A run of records
>>>>

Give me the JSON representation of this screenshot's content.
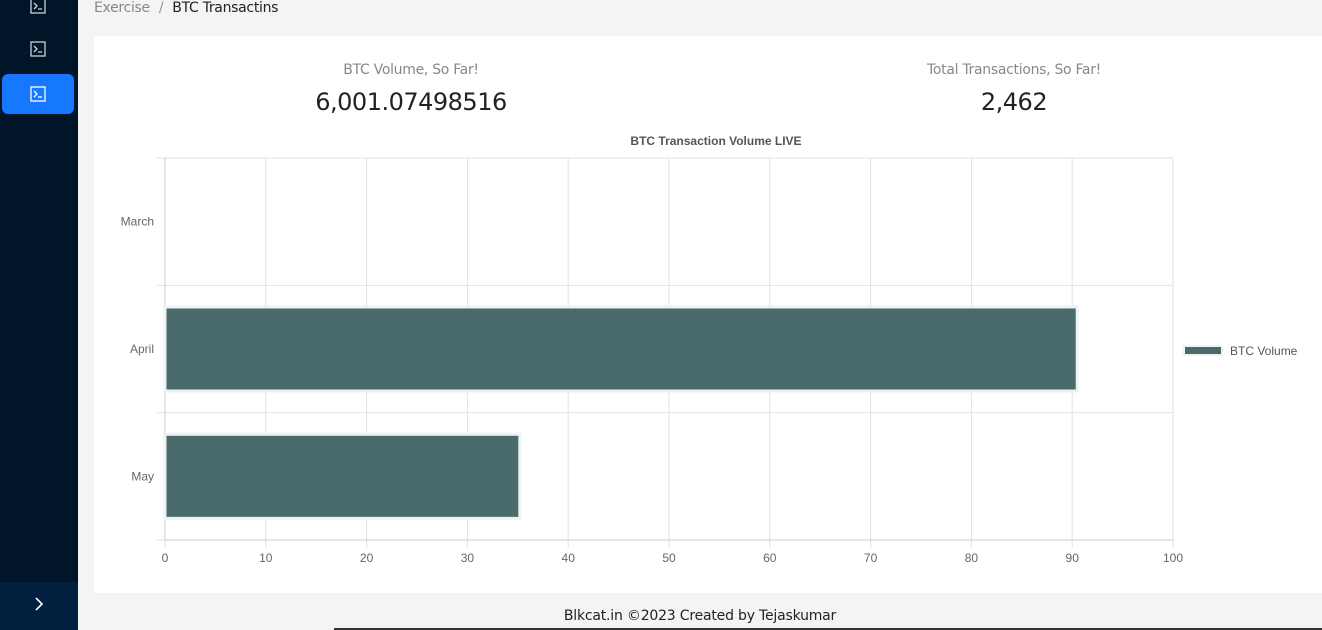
{
  "sidebar": {
    "items": [
      {
        "icon": "terminal-icon",
        "active": false
      },
      {
        "icon": "terminal-icon",
        "active": false
      },
      {
        "icon": "terminal-icon",
        "active": true
      }
    ],
    "collapse_icon": "chevron-right-icon"
  },
  "breadcrumb": {
    "parent": "Exercise",
    "separator": "/",
    "current": "BTC Transactins"
  },
  "stats": {
    "volume": {
      "title": "BTC Volume, So Far!",
      "value": "6,001.07498516"
    },
    "transactions": {
      "title": "Total Transactions, So Far!",
      "value": "2,462"
    }
  },
  "chart_data": {
    "type": "bar",
    "orientation": "horizontal",
    "title": "BTC Transaction Volume LIVE",
    "categories": [
      "March",
      "April",
      "May"
    ],
    "series": [
      {
        "name": "BTC Volume",
        "values": [
          0,
          90.5,
          35.2
        ],
        "color": "#4a6b6b"
      }
    ],
    "xlim": [
      0,
      100
    ],
    "xticks": [
      0,
      10,
      20,
      30,
      40,
      50,
      60,
      70,
      80,
      90,
      100
    ],
    "grid": true,
    "legend": "right"
  },
  "footer": {
    "text": "Blkcat.in ©2023 Created by Tejaskumar"
  }
}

<<<<

- [Task]: Identify every line holding the word "title" and copy it out.

- [Final answer]:
      "title": "BTC Volume, So Far!",
      "title": "Total Transactions, So Far!",
    "title": "BTC Transaction Volume LIVE",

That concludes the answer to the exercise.